### Problem to solve
State the number of lines that include the string "labor", and write nothing else.

Data records
◆ ◆ ◆ ◆ ◆ ◆ ◆

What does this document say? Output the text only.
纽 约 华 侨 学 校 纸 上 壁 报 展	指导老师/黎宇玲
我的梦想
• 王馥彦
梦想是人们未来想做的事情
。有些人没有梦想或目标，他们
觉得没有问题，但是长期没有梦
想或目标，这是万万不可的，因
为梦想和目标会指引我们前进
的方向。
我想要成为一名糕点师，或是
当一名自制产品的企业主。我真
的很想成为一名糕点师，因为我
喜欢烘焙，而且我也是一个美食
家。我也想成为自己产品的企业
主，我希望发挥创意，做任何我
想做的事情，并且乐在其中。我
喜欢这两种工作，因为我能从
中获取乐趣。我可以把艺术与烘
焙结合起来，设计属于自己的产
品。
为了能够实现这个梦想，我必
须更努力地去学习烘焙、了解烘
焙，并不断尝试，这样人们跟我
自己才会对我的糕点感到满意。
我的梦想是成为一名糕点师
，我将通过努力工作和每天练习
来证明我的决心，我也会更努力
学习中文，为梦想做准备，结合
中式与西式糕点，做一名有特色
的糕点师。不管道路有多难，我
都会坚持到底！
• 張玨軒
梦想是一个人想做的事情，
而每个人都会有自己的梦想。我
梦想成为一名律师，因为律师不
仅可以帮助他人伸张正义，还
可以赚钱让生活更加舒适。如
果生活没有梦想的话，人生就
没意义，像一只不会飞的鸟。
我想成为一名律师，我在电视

◆ ◆ ◆ ◆ ◆ ◆ ◆

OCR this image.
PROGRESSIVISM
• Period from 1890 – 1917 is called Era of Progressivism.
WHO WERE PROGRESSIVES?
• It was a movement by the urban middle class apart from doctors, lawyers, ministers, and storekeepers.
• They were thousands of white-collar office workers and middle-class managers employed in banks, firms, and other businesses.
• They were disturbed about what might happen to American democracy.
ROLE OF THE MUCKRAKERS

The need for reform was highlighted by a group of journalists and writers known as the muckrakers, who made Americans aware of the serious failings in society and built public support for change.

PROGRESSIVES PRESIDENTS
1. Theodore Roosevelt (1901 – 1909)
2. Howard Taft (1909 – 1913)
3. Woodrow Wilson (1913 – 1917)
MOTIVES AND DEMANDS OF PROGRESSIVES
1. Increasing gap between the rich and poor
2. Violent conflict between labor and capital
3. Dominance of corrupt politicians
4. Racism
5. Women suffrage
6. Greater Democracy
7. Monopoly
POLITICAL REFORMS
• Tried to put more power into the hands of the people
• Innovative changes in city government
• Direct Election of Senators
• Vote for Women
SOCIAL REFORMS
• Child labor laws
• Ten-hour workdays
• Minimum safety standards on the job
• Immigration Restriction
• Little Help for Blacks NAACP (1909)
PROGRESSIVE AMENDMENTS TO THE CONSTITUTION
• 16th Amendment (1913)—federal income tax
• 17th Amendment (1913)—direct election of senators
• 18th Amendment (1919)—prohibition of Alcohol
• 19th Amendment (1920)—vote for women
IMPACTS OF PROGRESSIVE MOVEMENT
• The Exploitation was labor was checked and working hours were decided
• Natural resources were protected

◆ ◆ ◆ ◆ ◆ ◆ ◆

### Reply to the task
3